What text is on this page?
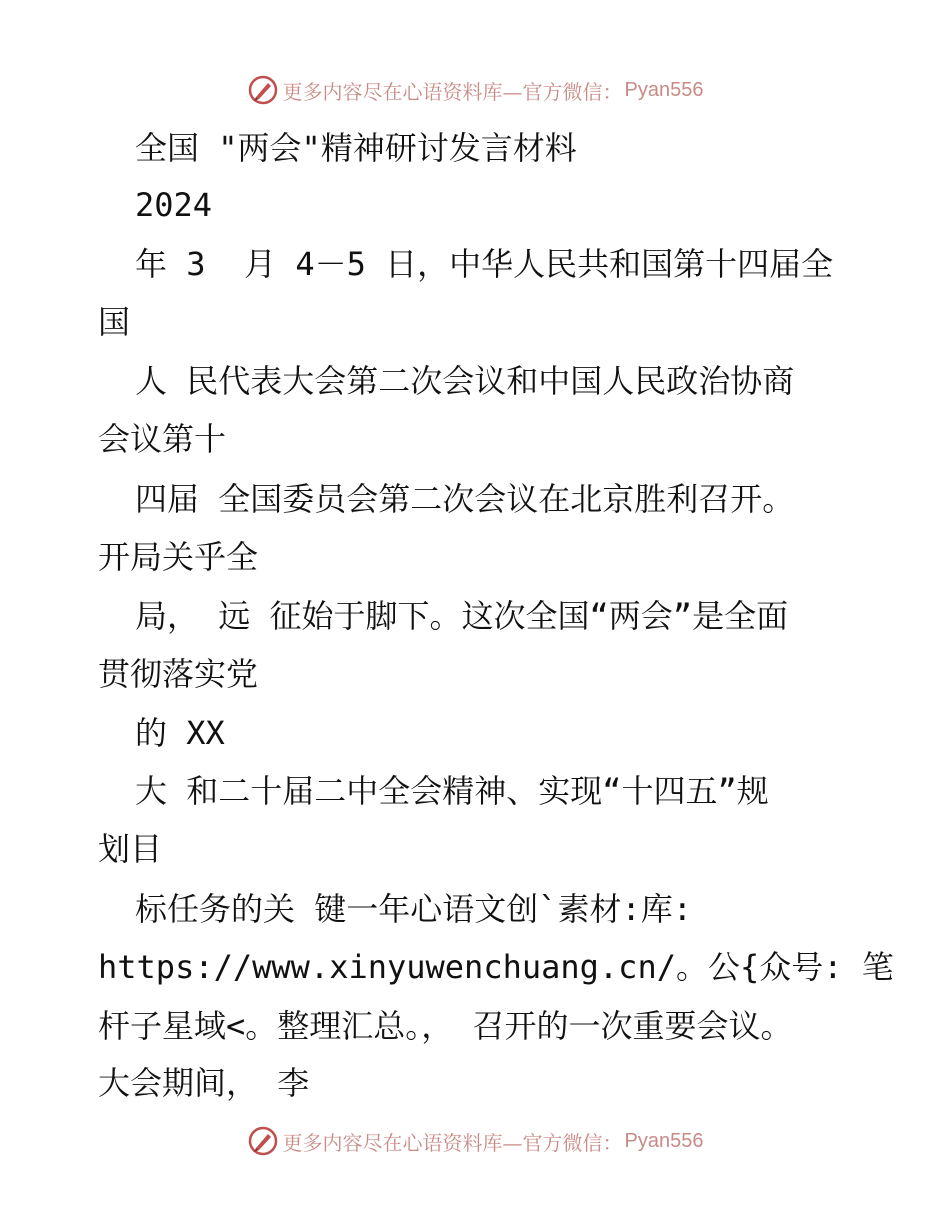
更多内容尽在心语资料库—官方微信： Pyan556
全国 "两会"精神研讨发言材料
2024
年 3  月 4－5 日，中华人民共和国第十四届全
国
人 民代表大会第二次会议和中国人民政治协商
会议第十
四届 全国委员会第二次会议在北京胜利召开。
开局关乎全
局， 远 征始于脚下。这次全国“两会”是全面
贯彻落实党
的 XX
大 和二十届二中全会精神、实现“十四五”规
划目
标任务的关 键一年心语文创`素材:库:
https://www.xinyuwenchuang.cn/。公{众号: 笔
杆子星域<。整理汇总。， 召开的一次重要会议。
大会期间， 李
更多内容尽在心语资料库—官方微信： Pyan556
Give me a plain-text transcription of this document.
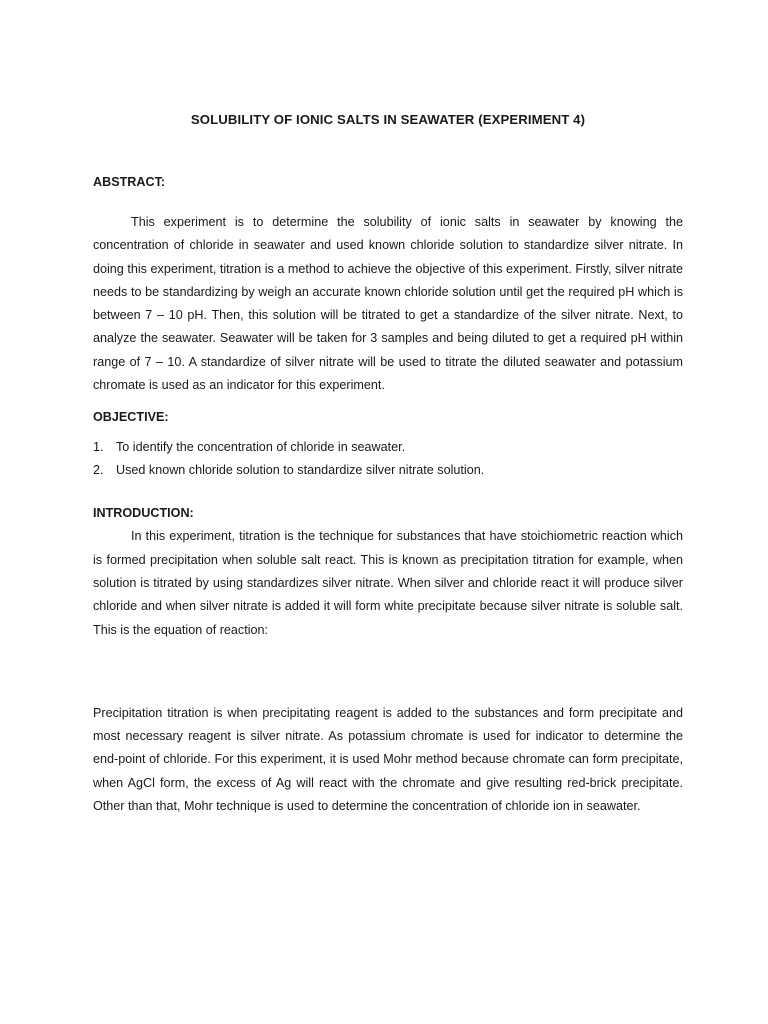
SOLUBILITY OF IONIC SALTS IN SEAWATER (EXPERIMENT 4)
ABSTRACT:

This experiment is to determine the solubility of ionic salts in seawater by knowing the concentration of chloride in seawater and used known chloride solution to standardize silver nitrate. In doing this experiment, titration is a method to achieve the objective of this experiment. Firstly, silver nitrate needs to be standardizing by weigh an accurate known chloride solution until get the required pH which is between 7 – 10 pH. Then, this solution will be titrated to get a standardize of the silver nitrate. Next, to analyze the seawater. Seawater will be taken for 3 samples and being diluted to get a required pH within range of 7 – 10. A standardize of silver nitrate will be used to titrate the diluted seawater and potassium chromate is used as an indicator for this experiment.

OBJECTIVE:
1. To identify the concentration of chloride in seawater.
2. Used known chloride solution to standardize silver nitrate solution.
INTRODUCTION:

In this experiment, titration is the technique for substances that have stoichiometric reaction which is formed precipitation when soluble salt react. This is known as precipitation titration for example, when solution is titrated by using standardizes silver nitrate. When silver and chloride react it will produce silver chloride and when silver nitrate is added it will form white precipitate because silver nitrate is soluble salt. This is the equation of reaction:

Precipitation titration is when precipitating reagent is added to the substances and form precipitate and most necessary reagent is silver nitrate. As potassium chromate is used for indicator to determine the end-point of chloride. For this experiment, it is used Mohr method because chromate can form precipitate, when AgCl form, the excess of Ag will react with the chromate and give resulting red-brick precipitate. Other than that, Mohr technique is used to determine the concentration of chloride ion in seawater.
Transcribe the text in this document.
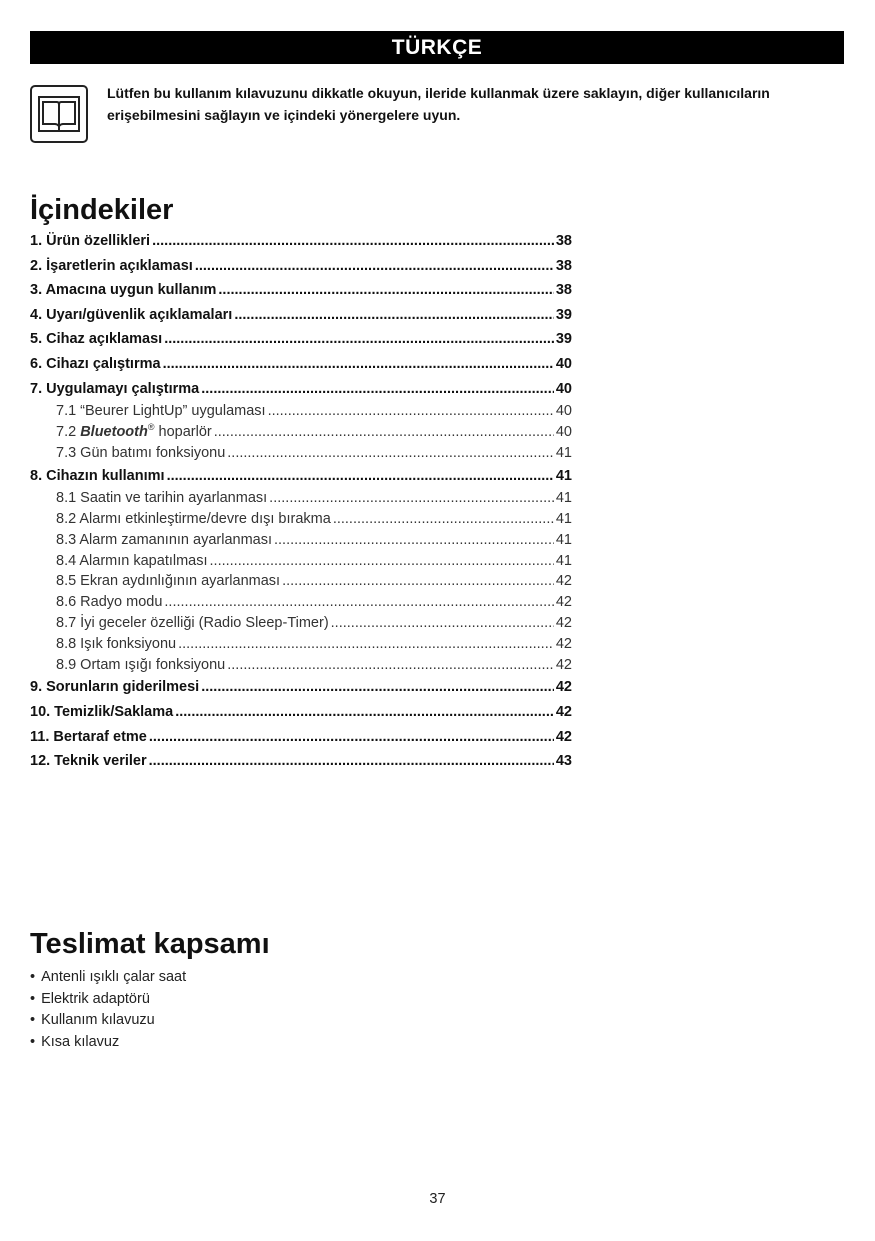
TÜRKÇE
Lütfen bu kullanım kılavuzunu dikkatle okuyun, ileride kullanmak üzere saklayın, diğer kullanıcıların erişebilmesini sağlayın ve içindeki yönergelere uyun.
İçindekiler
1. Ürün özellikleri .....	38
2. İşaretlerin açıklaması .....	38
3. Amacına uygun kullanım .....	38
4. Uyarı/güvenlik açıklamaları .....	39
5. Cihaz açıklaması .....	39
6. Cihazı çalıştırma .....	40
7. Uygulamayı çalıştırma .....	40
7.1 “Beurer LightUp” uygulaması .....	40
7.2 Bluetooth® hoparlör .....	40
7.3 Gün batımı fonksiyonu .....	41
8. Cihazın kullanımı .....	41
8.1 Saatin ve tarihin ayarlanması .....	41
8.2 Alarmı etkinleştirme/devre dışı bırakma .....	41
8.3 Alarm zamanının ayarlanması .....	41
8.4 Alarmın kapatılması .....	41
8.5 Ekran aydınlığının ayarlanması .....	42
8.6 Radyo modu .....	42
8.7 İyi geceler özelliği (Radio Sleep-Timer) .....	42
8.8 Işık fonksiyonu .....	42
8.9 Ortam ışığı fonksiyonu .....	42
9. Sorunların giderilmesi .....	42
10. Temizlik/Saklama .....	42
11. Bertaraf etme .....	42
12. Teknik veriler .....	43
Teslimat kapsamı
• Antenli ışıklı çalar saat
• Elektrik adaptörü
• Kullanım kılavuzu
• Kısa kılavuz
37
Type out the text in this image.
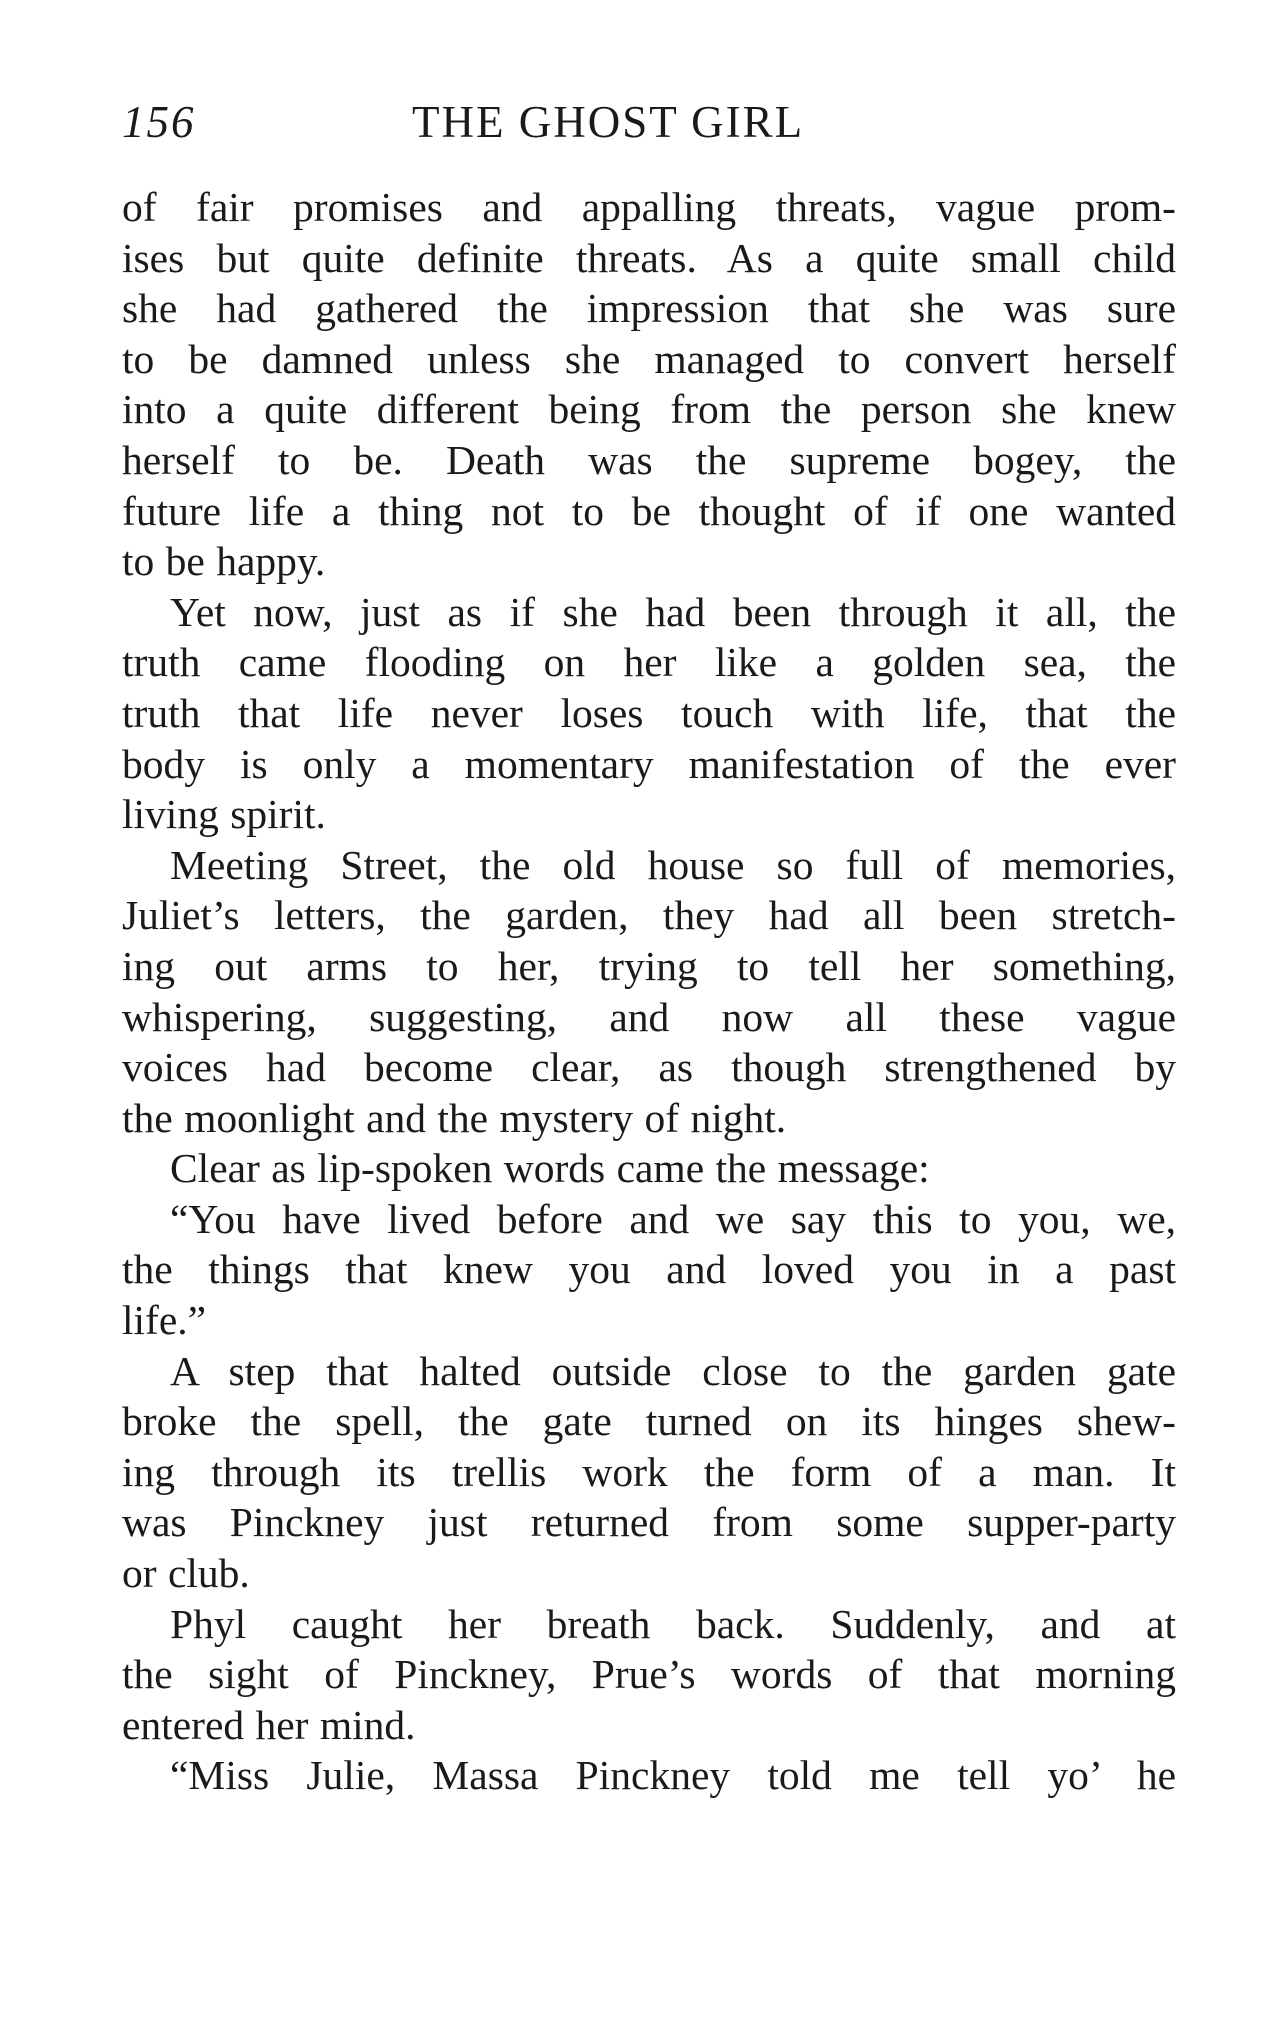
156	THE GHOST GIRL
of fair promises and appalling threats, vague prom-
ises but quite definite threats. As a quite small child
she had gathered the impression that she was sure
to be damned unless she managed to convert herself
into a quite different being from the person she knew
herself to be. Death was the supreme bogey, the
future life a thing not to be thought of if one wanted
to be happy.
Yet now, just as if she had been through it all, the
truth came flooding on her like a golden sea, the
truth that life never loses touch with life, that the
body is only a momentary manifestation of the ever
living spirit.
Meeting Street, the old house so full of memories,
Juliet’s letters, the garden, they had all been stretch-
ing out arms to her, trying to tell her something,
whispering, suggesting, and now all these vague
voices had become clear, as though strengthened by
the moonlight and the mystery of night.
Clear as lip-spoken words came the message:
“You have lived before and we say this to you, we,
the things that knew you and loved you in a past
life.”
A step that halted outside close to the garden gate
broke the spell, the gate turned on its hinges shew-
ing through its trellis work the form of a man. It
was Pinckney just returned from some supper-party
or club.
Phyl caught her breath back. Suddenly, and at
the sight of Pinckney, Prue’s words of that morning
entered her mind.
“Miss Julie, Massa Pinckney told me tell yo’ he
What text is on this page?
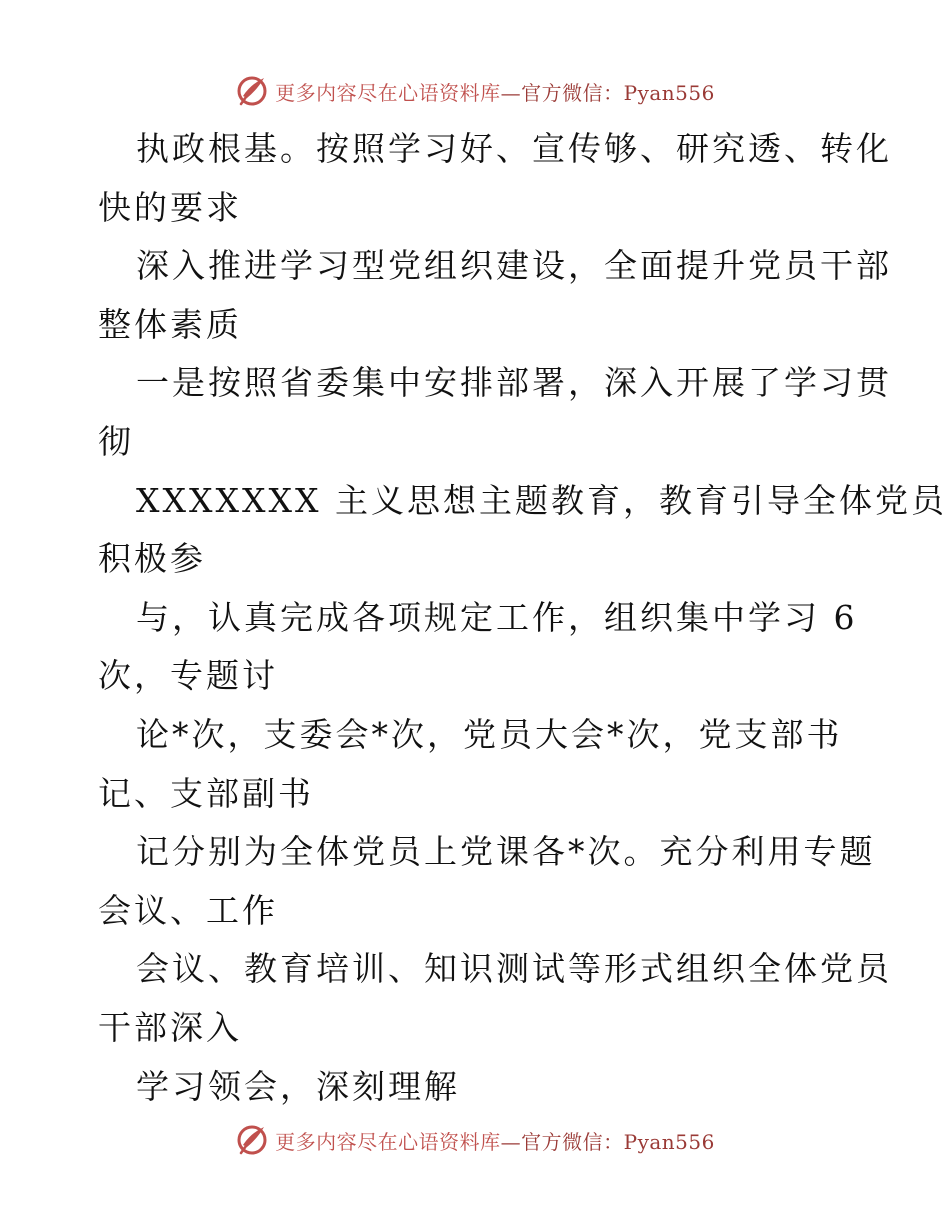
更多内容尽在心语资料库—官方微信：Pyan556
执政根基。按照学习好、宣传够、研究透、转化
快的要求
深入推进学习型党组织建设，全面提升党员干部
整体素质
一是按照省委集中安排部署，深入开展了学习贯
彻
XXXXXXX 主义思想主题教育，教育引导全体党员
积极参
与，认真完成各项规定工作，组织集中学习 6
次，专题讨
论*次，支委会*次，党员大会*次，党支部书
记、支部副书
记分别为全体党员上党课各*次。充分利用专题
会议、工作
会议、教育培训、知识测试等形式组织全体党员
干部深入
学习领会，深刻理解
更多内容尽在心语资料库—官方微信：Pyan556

STATED PROBLEM >> Without the pictures, output the full listing exactly as it stands.

SOLVED PROBLEM >>
What text is on this page?
更多内容尽在心语资料库—官方微信： Pyan556
全国 "两会"精神研讨发言材料
2024
年 3  月 4－5 日，中华人民共和国第十四届全
国
人 民代表大会第二次会议和中国人民政治协商
会议第十
四届 全国委员会第二次会议在北京胜利召开。
开局关乎全
局， 远 征始于脚下。这次全国“两会”是全面
贯彻落实党
的 XX
大 和二十届二中全会精神、实现“十四五”规
划目
标任务的关 键一年心语文创`素材:库:
https://www.xinyuwenchuang.cn/。公{众号: 笔
杆子星域<。整理汇总。， 召开的一次重要会议。
大会期间， 李
更多内容尽在心语资料库—官方微信： Pyan556
Give me a plain-text transcription of this document.
SOLUBILITY OF IONIC SALTS IN SEAWATER (EXPERIMENT 4)
ABSTRACT:

This experiment is to determine the solubility of ionic salts in seawater by knowing the concentration of chloride in seawater and used known chloride solution to standardize silver nitrate. In doing this experiment, titration is a method to achieve the objective of this experiment. Firstly, silver nitrate needs to be standardizing by weigh an accurate known chloride solution until get the required pH which is between 7 – 10 pH. Then, this solution will be titrated to get a standardize of the silver nitrate. Next, to analyze the seawater. Seawater will be taken for 3 samples and being diluted to get a required pH within range of 7 – 10. A standardize of silver nitrate will be used to titrate the diluted seawater and potassium chromate is used as an indicator for this experiment.

OBJECTIVE:
1. To identify the concentration of chloride in seawater.
2. Used known chloride solution to standardize silver nitrate solution.
INTRODUCTION:

In this experiment, titration is the technique for substances that have stoichiometric reaction which is formed precipitation when soluble salt react. This is known as precipitation titration for example, when solution is titrated by using standardizes silver nitrate. When silver and chloride react it will produce silver chloride and when silver nitrate is added it will form white precipitate because silver nitrate is soluble salt. This is the equation of reaction:

Precipitation titration is when precipitating reagent is added to the substances and form precipitate and most necessary reagent is silver nitrate. As potassium chromate is used for indicator to determine the end-point of chloride. For this experiment, it is used Mohr method because chromate can form precipitate, when AgCl form, the excess of Ag will react with the chromate and give resulting red-brick precipitate. Other than that, Mohr technique is used to determine the concentration of chloride ion in seawater.
Transcribe the text in this document.
TÜRKÇE
Lütfen bu kullanım kılavuzunu dikkatle okuyun, ileride kullanmak üzere saklayın, diğer kullanıcıların erişebilmesini sağlayın ve içindeki yönergelere uyun.
İçindekiler
1. Ürün özellikleri .....	38
2. İşaretlerin açıklaması .....	38
3. Amacına uygun kullanım .....	38
4. Uyarı/güvenlik açıklamaları .....	39
5. Cihaz açıklaması .....	39
6. Cihazı çalıştırma .....	40
7. Uygulamayı çalıştırma .....	40
7.1 “Beurer LightUp” uygulaması .....	40
7.2 Bluetooth® hoparlör .....	40
7.3 Gün batımı fonksiyonu .....	41
8. Cihazın kullanımı .....	41
8.1 Saatin ve tarihin ayarlanması .....	41
8.2 Alarmı etkinleştirme/devre dışı bırakma .....	41
8.3 Alarm zamanının ayarlanması .....	41
8.4 Alarmın kapatılması .....	41
8.5 Ekran aydınlığının ayarlanması .....	42
8.6 Radyo modu .....	42
8.7 İyi geceler özelliği (Radio Sleep-Timer) .....	42
8.8 Işık fonksiyonu .....	42
8.9 Ortam ışığı fonksiyonu .....	42
9. Sorunların giderilmesi .....	42
10. Temizlik/Saklama .....	42
11. Bertaraf etme .....	42
12. Teknik veriler .....	43
Teslimat kapsamı
• Antenli ışıklı çalar saat
• Elektrik adaptörü
• Kullanım kılavuzu
• Kısa kılavuz
37
Type out the text in this image.
156	THE GHOST GIRL
of fair promises and appalling threats, vague prom-
ises but quite definite threats. As a quite small child
she had gathered the impression that she was sure
to be damned unless she managed to convert herself
into a quite different being from the person she knew
herself to be. Death was the supreme bogey, the
future life a thing not to be thought of if one wanted
to be happy.
Yet now, just as if she had been through it all, the
truth came flooding on her like a golden sea, the
truth that life never loses touch with life, that the
body is only a momentary manifestation of the ever
living spirit.
Meeting Street, the old house so full of memories,
Juliet’s letters, the garden, they had all been stretch-
ing out arms to her, trying to tell her something,
whispering, suggesting, and now all these vague
voices had become clear, as though strengthened by
the moonlight and the mystery of night.
Clear as lip-spoken words came the message:
“You have lived before and we say this to you, we,
the things that knew you and loved you in a past
life.”
A step that halted outside close to the garden gate
broke the spell, the gate turned on its hinges shew-
ing through its trellis work the form of a man. It
was Pinckney just returned from some supper-party
or club.
Phyl caught her breath back. Suddenly, and at
the sight of Pinckney, Prue’s words of that morning
entered her mind.
“Miss Julie, Massa Pinckney told me tell yo’ he
What text is on this page?
更多内容尽在心语资料库—官方微信：Pyan556
执政根基。按照学习好、宣传够、研究透、转化
快的要求
深入推进学习型党组织建设，全面提升党员干部
整体素质
一是按照省委集中安排部署，深入开展了学习贯
彻
XXXXXXX 主义思想主题教育，教育引导全体党员
积极参
与，认真完成各项规定工作，组织集中学习 6
次，专题讨
论*次，支委会*次，党员大会*次，党支部书
记、支部副书
记分别为全体党员上党课各*次。充分利用专题
会议、工作
会议、教育培训、知识测试等形式组织全体党员
干部深入
学习领会，深刻理解
更多内容尽在心语资料库—官方微信：Pyan556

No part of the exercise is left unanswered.